Short task:
Your task is to extract every line from the material below exactly.

(Collected data entries)
========
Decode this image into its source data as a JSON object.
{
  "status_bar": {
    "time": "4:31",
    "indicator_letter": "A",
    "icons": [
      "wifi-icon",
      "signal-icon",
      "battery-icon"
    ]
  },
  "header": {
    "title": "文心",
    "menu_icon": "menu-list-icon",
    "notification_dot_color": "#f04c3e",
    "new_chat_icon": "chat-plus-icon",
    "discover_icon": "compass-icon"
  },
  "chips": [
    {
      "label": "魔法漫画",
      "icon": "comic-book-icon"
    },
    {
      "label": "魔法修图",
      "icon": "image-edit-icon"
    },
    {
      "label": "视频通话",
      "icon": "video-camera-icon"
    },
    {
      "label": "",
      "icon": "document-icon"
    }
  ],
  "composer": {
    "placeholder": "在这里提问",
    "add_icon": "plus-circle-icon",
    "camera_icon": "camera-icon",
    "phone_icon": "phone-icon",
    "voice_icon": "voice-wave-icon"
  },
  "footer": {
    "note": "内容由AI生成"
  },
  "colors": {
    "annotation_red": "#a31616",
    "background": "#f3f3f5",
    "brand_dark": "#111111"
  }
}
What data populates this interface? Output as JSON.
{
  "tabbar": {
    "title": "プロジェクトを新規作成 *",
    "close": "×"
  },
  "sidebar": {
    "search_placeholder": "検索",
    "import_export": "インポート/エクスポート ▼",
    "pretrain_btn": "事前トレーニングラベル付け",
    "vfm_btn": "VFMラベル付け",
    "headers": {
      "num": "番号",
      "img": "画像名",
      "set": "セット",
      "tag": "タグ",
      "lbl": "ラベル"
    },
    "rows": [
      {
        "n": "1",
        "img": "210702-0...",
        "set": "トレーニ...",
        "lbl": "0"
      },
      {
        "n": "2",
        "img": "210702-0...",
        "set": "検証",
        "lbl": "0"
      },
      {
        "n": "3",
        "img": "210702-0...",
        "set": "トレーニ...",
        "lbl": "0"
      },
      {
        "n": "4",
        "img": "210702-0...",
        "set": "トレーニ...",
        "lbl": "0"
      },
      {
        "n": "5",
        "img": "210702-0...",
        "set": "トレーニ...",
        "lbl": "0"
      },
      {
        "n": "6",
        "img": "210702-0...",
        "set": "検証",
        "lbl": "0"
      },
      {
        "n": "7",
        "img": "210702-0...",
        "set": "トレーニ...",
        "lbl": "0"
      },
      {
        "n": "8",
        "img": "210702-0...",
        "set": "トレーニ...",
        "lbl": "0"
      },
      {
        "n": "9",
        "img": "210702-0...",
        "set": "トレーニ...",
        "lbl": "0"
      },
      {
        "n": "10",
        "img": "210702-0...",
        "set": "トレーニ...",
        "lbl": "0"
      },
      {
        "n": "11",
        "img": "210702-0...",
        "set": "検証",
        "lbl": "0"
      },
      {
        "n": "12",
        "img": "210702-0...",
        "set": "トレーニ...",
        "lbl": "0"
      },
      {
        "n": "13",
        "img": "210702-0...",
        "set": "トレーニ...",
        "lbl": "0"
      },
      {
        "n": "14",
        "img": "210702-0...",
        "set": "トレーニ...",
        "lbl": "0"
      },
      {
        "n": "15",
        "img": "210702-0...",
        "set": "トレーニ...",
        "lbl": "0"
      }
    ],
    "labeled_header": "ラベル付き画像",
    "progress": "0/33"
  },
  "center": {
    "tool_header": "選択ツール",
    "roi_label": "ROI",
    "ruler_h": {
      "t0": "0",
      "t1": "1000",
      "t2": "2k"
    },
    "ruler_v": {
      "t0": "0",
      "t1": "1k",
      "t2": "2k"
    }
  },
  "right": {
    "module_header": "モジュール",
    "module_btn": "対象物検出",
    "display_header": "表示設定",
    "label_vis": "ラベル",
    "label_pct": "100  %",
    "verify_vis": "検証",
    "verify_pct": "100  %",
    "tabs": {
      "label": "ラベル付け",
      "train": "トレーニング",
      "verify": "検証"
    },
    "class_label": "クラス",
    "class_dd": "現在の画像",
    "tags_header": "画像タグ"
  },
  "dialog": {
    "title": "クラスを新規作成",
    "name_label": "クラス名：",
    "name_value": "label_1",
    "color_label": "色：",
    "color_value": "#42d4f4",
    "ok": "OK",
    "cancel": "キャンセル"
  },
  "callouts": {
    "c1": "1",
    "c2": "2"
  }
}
========
Reply to the exercise:
Decode this image into its source data as a JSON object.
{
  "status_bar": {
    "time": "4:31",
    "indicator_letter": "A",
    "icons": [
      "wifi-icon",
      "signal-icon",
      "battery-icon"
    ]
  },
  "header": {
    "title": "文心",
    "menu_icon": "menu-list-icon",
    "notification_dot_color": "#f04c3e",
    "new_chat_icon": "chat-plus-icon",
    "discover_icon": "compass-icon"
  },
  "chips": [
    {
      "label": "魔法漫画",
      "icon": "comic-book-icon"
    },
    {
      "label": "魔法修图",
      "icon": "image-edit-icon"
    },
    {
      "label": "视频通话",
      "icon": "video-camera-icon"
    },
    {
      "label": "",
      "icon": "document-icon"
    }
  ],
  "composer": {
    "placeholder": "在这里提问",
    "add_icon": "plus-circle-icon",
    "camera_icon": "camera-icon",
    "phone_icon": "phone-icon",
    "voice_icon": "voice-wave-icon"
  },
  "footer": {
    "note": "内容由AI生成"
  },
  "colors": {
    "annotation_red": "#a31616",
    "background": "#f3f3f5",
    "brand_dark": "#111111"
  }
}
What data populates this interface? Output as JSON.
{
  "tabbar": {
    "title": "プロジェクトを新規作成 *",
    "close": "×"
  },
  "sidebar": {
    "search_placeholder": "検索",
    "import_export": "インポート/エクスポート ▼",
    "pretrain_btn": "事前トレーニングラベル付け",
    "vfm_btn": "VFMラベル付け",
    "headers": {
      "num": "番号",
      "img": "画像名",
      "set": "セット",
      "tag": "タグ",
      "lbl": "ラベル"
    },
    "rows": [
      {
        "n": "1",
        "img": "210702-0...",
        "set": "トレーニ...",
        "lbl": "0"
      },
      {
        "n": "2",
        "img": "210702-0...",
        "set": "検証",
        "lbl": "0"
      },
      {
        "n": "3",
        "img": "210702-0...",
        "set": "トレーニ...",
        "lbl": "0"
      },
      {
        "n": "4",
        "img": "210702-0...",
        "set": "トレーニ...",
        "lbl": "0"
      },
      {
        "n": "5",
        "img": "210702-0...",
        "set": "トレーニ...",
        "lbl": "0"
      },
      {
        "n": "6",
        "img": "210702-0...",
        "set": "検証",
        "lbl": "0"
      },
      {
        "n": "7",
        "img": "210702-0...",
        "set": "トレーニ...",
        "lbl": "0"
      },
      {
        "n": "8",
        "img": "210702-0...",
        "set": "トレーニ...",
        "lbl": "0"
      },
      {
        "n": "9",
        "img": "210702-0...",
        "set": "トレーニ...",
        "lbl": "0"
      },
      {
        "n": "10",
        "img": "210702-0...",
        "set": "トレーニ...",
        "lbl": "0"
      },
      {
        "n": "11",
        "img": "210702-0...",
        "set": "検証",
        "lbl": "0"
      },
      {
        "n": "12",
        "img": "210702-0...",
        "set": "トレーニ...",
        "lbl": "0"
      },
      {
        "n": "13",
        "img": "210702-0...",
        "set": "トレーニ...",
        "lbl": "0"
      },
      {
        "n": "14",
        "img": "210702-0...",
        "set": "トレーニ...",
        "lbl": "0"
      },
      {
        "n": "15",
        "img": "210702-0...",
        "set": "トレーニ...",
        "lbl": "0"
      }
    ],
    "labeled_header": "ラベル付き画像",
    "progress": "0/33"
  },
  "center": {
    "tool_header": "選択ツール",
    "roi_label": "ROI",
    "ruler_h": {
      "t0": "0",
      "t1": "1000",
      "t2": "2k"
    },
    "ruler_v": {
      "t0": "0",
      "t1": "1k",
      "t2": "2k"
    }
  },
  "right": {
    "module_header": "モジュール",
    "module_btn": "対象物検出",
    "display_header": "表示設定",
    "label_vis": "ラベル",
    "label_pct": "100  %",
    "verify_vis": "検証",
    "verify_pct": "100  %",
    "tabs": {
      "label": "ラベル付け",
      "train": "トレーニング",
      "verify": "検証"
    },
    "class_label": "クラス",
    "class_dd": "現在の画像",
    "tags_header": "画像タグ"
  },
  "dialog": {
    "title": "クラスを新規作成",
    "name_label": "クラス名：",
    "name_value": "label_1",
    "color_label": "色：",
    "color_value": "#42d4f4",
    "ok": "OK",
    "cancel": "キャンセル"
  },
  "callouts": {
    "c1": "1",
    "c2": "2"
  }
}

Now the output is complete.